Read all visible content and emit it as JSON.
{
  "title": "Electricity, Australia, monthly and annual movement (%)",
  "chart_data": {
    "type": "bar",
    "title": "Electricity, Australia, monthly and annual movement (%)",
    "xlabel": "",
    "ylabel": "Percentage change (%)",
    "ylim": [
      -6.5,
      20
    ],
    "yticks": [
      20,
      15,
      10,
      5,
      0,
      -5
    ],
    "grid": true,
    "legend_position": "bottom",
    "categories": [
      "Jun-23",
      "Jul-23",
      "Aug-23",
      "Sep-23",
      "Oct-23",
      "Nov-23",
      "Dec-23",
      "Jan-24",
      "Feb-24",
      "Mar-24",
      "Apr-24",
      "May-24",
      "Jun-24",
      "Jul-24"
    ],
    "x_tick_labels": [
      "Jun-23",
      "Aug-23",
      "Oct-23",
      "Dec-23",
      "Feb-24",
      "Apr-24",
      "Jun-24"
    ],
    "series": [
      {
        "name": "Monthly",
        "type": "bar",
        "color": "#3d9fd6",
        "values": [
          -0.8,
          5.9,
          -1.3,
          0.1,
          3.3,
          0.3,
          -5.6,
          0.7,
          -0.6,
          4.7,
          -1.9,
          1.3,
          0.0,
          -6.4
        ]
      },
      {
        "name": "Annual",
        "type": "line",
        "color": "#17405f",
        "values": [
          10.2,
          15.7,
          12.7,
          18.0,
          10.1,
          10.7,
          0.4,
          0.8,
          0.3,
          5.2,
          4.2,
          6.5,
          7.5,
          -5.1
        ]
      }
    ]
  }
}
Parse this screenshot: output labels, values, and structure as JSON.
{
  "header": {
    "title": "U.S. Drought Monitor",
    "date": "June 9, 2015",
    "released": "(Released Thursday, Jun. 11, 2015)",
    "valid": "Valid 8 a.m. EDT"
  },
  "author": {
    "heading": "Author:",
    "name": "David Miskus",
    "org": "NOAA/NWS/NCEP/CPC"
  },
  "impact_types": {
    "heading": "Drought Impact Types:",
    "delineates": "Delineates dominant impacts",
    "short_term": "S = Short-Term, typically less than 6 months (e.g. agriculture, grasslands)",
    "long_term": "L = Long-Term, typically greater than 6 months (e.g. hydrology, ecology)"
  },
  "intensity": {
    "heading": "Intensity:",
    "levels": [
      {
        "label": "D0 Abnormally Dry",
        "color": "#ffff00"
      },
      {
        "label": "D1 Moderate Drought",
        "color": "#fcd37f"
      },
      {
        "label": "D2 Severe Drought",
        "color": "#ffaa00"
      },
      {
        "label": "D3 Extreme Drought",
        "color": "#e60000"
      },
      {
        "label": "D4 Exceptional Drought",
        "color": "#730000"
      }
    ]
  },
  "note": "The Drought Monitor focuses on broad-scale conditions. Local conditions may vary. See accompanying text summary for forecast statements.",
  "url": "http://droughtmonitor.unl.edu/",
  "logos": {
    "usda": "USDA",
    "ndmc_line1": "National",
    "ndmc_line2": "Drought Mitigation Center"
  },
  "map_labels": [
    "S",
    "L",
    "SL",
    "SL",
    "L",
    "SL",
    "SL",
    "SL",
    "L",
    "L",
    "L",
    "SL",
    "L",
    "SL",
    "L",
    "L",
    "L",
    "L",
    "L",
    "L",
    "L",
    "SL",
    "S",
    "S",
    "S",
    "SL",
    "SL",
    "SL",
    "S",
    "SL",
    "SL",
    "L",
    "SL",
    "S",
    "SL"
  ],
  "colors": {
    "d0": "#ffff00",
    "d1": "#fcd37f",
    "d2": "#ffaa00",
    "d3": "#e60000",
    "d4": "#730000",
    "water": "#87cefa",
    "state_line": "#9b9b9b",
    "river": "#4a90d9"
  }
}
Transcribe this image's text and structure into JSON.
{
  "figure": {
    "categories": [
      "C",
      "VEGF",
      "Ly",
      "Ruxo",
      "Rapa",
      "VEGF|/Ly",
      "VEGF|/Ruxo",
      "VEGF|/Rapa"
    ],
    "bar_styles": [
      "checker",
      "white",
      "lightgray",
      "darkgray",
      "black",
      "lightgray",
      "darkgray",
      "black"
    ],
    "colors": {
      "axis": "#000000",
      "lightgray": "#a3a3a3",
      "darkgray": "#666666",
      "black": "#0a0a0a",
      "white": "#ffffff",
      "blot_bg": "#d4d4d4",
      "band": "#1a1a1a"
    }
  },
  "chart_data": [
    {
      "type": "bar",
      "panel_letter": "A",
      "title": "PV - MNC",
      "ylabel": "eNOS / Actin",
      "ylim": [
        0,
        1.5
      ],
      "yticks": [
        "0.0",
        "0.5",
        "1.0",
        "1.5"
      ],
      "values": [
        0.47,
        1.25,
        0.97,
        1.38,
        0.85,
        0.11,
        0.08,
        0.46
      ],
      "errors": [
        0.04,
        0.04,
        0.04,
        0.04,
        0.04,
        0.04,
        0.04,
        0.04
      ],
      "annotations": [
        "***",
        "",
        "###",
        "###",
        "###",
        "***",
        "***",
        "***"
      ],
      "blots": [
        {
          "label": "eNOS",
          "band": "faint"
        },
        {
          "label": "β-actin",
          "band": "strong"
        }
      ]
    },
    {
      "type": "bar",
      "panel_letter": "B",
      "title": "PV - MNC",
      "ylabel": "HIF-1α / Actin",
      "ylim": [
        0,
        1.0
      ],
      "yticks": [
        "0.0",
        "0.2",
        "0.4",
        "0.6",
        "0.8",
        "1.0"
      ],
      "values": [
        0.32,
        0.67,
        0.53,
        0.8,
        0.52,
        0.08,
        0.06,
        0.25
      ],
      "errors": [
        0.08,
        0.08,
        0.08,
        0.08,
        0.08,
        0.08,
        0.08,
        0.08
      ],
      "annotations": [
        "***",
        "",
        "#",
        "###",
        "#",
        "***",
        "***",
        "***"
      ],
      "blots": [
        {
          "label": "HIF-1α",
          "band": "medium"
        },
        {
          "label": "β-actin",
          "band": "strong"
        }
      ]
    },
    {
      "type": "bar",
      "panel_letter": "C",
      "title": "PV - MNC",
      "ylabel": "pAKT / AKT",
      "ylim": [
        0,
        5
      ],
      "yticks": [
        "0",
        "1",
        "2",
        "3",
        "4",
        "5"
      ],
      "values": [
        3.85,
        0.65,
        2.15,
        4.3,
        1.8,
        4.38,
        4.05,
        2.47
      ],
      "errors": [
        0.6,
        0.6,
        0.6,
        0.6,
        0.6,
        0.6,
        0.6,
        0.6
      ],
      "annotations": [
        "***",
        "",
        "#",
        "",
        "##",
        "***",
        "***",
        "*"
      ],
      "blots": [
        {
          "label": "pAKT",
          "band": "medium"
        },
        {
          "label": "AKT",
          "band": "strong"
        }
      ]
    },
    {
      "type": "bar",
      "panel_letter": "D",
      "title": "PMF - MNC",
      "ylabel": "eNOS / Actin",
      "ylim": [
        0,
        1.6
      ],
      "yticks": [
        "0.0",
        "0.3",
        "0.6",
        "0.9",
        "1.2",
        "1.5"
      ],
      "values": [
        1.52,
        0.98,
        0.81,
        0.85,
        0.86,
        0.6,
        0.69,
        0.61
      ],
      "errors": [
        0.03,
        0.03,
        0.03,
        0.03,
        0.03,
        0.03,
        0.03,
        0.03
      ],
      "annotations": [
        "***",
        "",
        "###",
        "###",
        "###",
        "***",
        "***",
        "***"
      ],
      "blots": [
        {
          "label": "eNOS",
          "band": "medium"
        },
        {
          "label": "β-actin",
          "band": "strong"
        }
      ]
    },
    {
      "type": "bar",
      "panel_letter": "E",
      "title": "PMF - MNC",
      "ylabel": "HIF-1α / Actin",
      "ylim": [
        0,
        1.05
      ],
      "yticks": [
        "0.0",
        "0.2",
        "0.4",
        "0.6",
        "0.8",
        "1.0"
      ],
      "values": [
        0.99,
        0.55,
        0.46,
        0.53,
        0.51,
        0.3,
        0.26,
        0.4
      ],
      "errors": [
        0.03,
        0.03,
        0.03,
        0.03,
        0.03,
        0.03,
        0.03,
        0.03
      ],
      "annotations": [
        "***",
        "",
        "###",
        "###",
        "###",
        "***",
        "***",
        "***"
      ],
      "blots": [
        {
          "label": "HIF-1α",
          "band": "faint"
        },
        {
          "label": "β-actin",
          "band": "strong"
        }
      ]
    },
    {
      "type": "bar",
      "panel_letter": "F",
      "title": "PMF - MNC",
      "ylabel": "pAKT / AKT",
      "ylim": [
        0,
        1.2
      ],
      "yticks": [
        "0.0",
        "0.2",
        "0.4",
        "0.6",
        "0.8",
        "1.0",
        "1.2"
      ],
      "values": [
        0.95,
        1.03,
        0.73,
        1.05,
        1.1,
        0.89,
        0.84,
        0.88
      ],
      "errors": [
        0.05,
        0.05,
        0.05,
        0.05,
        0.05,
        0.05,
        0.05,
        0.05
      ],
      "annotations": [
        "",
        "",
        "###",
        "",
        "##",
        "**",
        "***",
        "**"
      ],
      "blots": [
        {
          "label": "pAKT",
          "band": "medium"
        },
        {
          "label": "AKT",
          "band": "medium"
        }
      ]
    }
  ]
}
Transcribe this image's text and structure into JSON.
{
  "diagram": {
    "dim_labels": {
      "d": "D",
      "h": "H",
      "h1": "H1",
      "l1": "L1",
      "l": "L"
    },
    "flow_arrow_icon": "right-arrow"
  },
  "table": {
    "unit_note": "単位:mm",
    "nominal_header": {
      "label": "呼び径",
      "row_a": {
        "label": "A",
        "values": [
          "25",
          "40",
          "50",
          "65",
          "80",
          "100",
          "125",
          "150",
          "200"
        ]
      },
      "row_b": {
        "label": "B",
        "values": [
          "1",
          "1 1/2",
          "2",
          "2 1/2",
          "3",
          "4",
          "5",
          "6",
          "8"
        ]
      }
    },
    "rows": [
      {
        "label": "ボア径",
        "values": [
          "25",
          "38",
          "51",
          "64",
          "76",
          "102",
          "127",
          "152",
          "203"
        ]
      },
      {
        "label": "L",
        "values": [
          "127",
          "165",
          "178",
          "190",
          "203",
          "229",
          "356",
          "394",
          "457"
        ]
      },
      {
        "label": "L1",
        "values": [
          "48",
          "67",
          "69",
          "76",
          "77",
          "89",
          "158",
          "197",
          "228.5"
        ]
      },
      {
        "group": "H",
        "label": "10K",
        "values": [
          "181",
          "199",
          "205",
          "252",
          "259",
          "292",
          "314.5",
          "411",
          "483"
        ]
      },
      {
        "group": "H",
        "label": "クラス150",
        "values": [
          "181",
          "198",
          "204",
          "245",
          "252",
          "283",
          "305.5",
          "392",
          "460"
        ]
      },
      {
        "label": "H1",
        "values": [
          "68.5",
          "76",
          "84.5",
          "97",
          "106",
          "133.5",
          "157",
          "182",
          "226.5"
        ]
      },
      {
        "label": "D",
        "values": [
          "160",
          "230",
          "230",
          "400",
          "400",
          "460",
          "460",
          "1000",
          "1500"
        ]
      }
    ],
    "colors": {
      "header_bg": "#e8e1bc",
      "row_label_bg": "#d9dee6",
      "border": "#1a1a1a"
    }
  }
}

# Your instructions
Show every line above in which the word "typically" occurs.

# Solution to the problem
    "short_term": "S = Short-Term, typically less than 6 months (e.g. agriculture, grasslands)",
    "long_term": "L = Long-Term, typically greater than 6 months (e.g. hydrology, ecology)"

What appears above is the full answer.